* Start Given data *
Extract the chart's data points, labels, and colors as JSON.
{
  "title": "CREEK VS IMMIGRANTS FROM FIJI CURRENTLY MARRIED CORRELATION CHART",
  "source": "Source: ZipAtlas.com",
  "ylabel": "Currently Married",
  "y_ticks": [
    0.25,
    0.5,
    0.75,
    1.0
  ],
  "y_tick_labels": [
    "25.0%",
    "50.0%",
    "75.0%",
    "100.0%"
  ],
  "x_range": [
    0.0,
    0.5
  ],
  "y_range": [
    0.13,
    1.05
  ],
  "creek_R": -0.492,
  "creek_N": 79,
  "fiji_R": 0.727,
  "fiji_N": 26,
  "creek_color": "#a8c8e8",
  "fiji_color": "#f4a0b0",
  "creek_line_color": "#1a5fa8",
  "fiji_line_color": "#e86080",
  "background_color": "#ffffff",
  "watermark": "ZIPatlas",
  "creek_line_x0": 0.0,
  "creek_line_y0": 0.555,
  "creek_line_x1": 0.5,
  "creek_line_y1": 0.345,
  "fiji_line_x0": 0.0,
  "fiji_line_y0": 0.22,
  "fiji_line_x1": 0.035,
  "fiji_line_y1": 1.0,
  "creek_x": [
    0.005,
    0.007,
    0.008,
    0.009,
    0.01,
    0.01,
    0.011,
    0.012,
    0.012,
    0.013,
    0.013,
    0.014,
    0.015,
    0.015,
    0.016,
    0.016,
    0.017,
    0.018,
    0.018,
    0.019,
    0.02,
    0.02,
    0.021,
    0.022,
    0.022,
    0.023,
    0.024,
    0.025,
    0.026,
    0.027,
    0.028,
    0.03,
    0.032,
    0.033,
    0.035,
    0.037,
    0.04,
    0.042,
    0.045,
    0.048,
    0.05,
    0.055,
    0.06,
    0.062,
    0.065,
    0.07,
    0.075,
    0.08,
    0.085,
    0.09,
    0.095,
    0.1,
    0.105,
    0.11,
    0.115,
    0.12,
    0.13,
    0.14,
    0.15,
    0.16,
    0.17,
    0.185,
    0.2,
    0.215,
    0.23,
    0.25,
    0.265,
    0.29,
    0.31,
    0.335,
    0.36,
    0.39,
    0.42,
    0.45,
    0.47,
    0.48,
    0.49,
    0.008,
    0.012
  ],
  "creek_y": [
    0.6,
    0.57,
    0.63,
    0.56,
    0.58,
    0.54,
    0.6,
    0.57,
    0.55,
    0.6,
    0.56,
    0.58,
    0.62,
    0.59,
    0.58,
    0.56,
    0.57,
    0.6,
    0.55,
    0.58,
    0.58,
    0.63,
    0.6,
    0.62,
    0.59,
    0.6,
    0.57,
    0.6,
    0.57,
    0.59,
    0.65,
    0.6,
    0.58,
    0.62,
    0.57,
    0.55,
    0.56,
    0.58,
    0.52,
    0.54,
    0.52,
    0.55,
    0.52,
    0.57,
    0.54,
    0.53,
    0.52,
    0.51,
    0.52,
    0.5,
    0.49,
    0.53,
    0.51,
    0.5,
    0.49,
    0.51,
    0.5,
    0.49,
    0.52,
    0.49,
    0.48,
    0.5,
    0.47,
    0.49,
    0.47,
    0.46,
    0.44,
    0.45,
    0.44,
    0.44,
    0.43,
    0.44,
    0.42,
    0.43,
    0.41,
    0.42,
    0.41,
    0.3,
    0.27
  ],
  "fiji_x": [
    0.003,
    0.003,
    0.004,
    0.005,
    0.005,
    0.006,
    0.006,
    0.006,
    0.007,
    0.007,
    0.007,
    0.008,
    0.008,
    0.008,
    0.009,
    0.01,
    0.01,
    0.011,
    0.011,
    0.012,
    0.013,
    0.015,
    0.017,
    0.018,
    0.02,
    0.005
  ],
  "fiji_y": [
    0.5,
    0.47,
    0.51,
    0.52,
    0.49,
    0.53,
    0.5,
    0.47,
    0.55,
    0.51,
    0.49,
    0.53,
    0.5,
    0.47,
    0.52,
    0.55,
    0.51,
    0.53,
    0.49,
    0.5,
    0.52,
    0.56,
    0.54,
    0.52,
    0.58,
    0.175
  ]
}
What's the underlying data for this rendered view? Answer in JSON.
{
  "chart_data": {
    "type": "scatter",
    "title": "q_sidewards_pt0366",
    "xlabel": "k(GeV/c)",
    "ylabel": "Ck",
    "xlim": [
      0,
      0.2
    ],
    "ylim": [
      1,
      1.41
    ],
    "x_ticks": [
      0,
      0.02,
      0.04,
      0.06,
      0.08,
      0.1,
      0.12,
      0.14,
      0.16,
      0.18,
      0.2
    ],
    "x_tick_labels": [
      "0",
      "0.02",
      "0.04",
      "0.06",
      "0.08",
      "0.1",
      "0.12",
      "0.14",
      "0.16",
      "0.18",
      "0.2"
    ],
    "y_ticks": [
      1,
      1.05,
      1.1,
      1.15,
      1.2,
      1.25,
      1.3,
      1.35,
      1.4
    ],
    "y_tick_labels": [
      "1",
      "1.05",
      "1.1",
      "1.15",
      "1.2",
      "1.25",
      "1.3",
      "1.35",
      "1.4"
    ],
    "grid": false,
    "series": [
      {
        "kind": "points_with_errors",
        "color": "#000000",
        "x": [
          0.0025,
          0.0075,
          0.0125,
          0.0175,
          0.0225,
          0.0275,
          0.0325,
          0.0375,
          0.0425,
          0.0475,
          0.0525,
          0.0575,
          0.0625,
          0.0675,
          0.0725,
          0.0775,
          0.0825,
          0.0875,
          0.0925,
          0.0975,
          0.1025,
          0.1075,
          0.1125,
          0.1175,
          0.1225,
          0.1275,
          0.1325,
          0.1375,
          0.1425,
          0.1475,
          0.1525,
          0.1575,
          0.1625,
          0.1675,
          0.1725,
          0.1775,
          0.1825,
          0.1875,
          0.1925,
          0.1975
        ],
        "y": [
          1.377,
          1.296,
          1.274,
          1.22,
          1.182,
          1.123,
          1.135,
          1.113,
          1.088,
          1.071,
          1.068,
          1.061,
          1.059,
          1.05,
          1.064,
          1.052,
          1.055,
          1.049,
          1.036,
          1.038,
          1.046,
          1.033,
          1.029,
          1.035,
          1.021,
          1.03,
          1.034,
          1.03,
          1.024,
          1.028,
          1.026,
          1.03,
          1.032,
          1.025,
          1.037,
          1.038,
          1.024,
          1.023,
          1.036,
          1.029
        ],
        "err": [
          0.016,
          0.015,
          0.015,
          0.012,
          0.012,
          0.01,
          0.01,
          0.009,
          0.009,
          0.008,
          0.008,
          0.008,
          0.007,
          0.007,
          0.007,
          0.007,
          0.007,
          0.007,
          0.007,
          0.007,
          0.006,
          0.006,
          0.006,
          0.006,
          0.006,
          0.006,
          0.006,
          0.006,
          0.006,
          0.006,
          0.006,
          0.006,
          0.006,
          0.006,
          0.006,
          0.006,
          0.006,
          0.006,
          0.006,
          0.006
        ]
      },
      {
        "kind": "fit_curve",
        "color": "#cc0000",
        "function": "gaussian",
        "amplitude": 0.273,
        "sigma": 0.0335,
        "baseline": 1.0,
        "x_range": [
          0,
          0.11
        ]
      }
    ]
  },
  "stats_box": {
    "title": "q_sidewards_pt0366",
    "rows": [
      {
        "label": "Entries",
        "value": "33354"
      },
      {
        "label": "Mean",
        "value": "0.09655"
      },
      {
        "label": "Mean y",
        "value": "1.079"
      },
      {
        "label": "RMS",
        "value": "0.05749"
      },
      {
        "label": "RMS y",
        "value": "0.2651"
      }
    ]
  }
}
* End Given data *
Return the lines above exactly, keeping every word.

Extract the chart's data points, labels, and colors as JSON.
{
  "title": "CREEK VS IMMIGRANTS FROM FIJI CURRENTLY MARRIED CORRELATION CHART",
  "source": "Source: ZipAtlas.com",
  "ylabel": "Currently Married",
  "y_ticks": [
    0.25,
    0.5,
    0.75,
    1.0
  ],
  "y_tick_labels": [
    "25.0%",
    "50.0%",
    "75.0%",
    "100.0%"
  ],
  "x_range": [
    0.0,
    0.5
  ],
  "y_range": [
    0.13,
    1.05
  ],
  "creek_R": -0.492,
  "creek_N": 79,
  "fiji_R": 0.727,
  "fiji_N": 26,
  "creek_color": "#a8c8e8",
  "fiji_color": "#f4a0b0",
  "creek_line_color": "#1a5fa8",
  "fiji_line_color": "#e86080",
  "background_color": "#ffffff",
  "watermark": "ZIPatlas",
  "creek_line_x0": 0.0,
  "creek_line_y0": 0.555,
  "creek_line_x1": 0.5,
  "creek_line_y1": 0.345,
  "fiji_line_x0": 0.0,
  "fiji_line_y0": 0.22,
  "fiji_line_x1": 0.035,
  "fiji_line_y1": 1.0,
  "creek_x": [
    0.005,
    0.007,
    0.008,
    0.009,
    0.01,
    0.01,
    0.011,
    0.012,
    0.012,
    0.013,
    0.013,
    0.014,
    0.015,
    0.015,
    0.016,
    0.016,
    0.017,
    0.018,
    0.018,
    0.019,
    0.02,
    0.02,
    0.021,
    0.022,
    0.022,
    0.023,
    0.024,
    0.025,
    0.026,
    0.027,
    0.028,
    0.03,
    0.032,
    0.033,
    0.035,
    0.037,
    0.04,
    0.042,
    0.045,
    0.048,
    0.05,
    0.055,
    0.06,
    0.062,
    0.065,
    0.07,
    0.075,
    0.08,
    0.085,
    0.09,
    0.095,
    0.1,
    0.105,
    0.11,
    0.115,
    0.12,
    0.13,
    0.14,
    0.15,
    0.16,
    0.17,
    0.185,
    0.2,
    0.215,
    0.23,
    0.25,
    0.265,
    0.29,
    0.31,
    0.335,
    0.36,
    0.39,
    0.42,
    0.45,
    0.47,
    0.48,
    0.49,
    0.008,
    0.012
  ],
  "creek_y": [
    0.6,
    0.57,
    0.63,
    0.56,
    0.58,
    0.54,
    0.6,
    0.57,
    0.55,
    0.6,
    0.56,
    0.58,
    0.62,
    0.59,
    0.58,
    0.56,
    0.57,
    0.6,
    0.55,
    0.58,
    0.58,
    0.63,
    0.6,
    0.62,
    0.59,
    0.6,
    0.57,
    0.6,
    0.57,
    0.59,
    0.65,
    0.6,
    0.58,
    0.62,
    0.57,
    0.55,
    0.56,
    0.58,
    0.52,
    0.54,
    0.52,
    0.55,
    0.52,
    0.57,
    0.54,
    0.53,
    0.52,
    0.51,
    0.52,
    0.5,
    0.49,
    0.53,
    0.51,
    0.5,
    0.49,
    0.51,
    0.5,
    0.49,
    0.52,
    0.49,
    0.48,
    0.5,
    0.47,
    0.49,
    0.47,
    0.46,
    0.44,
    0.45,
    0.44,
    0.44,
    0.43,
    0.44,
    0.42,
    0.43,
    0.41,
    0.42,
    0.41,
    0.3,
    0.27
  ],
  "fiji_x": [
    0.003,
    0.003,
    0.004,
    0.005,
    0.005,
    0.006,
    0.006,
    0.006,
    0.007,
    0.007,
    0.007,
    0.008,
    0.008,
    0.008,
    0.009,
    0.01,
    0.01,
    0.011,
    0.011,
    0.012,
    0.013,
    0.015,
    0.017,
    0.018,
    0.02,
    0.005
  ],
  "fiji_y": [
    0.5,
    0.47,
    0.51,
    0.52,
    0.49,
    0.53,
    0.5,
    0.47,
    0.55,
    0.51,
    0.49,
    0.53,
    0.5,
    0.47,
    0.52,
    0.55,
    0.51,
    0.53,
    0.49,
    0.5,
    0.52,
    0.56,
    0.54,
    0.52,
    0.58,
    0.175
  ]
}
What's the underlying data for this rendered view? Answer in JSON.
{
  "chart_data": {
    "type": "scatter",
    "title": "q_sidewards_pt0366",
    "xlabel": "k(GeV/c)",
    "ylabel": "Ck",
    "xlim": [
      0,
      0.2
    ],
    "ylim": [
      1,
      1.41
    ],
    "x_ticks": [
      0,
      0.02,
      0.04,
      0.06,
      0.08,
      0.1,
      0.12,
      0.14,
      0.16,
      0.18,
      0.2
    ],
    "x_tick_labels": [
      "0",
      "0.02",
      "0.04",
      "0.06",
      "0.08",
      "0.1",
      "0.12",
      "0.14",
      "0.16",
      "0.18",
      "0.2"
    ],
    "y_ticks": [
      1,
      1.05,
      1.1,
      1.15,
      1.2,
      1.25,
      1.3,
      1.35,
      1.4
    ],
    "y_tick_labels": [
      "1",
      "1.05",
      "1.1",
      "1.15",
      "1.2",
      "1.25",
      "1.3",
      "1.35",
      "1.4"
    ],
    "grid": false,
    "series": [
      {
        "kind": "points_with_errors",
        "color": "#000000",
        "x": [
          0.0025,
          0.0075,
          0.0125,
          0.0175,
          0.0225,
          0.0275,
          0.0325,
          0.0375,
          0.0425,
          0.0475,
          0.0525,
          0.0575,
          0.0625,
          0.0675,
          0.0725,
          0.0775,
          0.0825,
          0.0875,
          0.0925,
          0.0975,
          0.1025,
          0.1075,
          0.1125,
          0.1175,
          0.1225,
          0.1275,
          0.1325,
          0.1375,
          0.1425,
          0.1475,
          0.1525,
          0.1575,
          0.1625,
          0.1675,
          0.1725,
          0.1775,
          0.1825,
          0.1875,
          0.1925,
          0.1975
        ],
        "y": [
          1.377,
          1.296,
          1.274,
          1.22,
          1.182,
          1.123,
          1.135,
          1.113,
          1.088,
          1.071,
          1.068,
          1.061,
          1.059,
          1.05,
          1.064,
          1.052,
          1.055,
          1.049,
          1.036,
          1.038,
          1.046,
          1.033,
          1.029,
          1.035,
          1.021,
          1.03,
          1.034,
          1.03,
          1.024,
          1.028,
          1.026,
          1.03,
          1.032,
          1.025,
          1.037,
          1.038,
          1.024,
          1.023,
          1.036,
          1.029
        ],
        "err": [
          0.016,
          0.015,
          0.015,
          0.012,
          0.012,
          0.01,
          0.01,
          0.009,
          0.009,
          0.008,
          0.008,
          0.008,
          0.007,
          0.007,
          0.007,
          0.007,
          0.007,
          0.007,
          0.007,
          0.007,
          0.006,
          0.006,
          0.006,
          0.006,
          0.006,
          0.006,
          0.006,
          0.006,
          0.006,
          0.006,
          0.006,
          0.006,
          0.006,
          0.006,
          0.006,
          0.006,
          0.006,
          0.006,
          0.006,
          0.006
        ]
      },
      {
        "kind": "fit_curve",
        "color": "#cc0000",
        "function": "gaussian",
        "amplitude": 0.273,
        "sigma": 0.0335,
        "baseline": 1.0,
        "x_range": [
          0,
          0.11
        ]
      }
    ]
  },
  "stats_box": {
    "title": "q_sidewards_pt0366",
    "rows": [
      {
        "label": "Entries",
        "value": "33354"
      },
      {
        "label": "Mean",
        "value": "0.09655"
      },
      {
        "label": "Mean y",
        "value": "1.079"
      },
      {
        "label": "RMS",
        "value": "0.05749"
      },
      {
        "label": "RMS y",
        "value": "0.2651"
      }
    ]
  }
}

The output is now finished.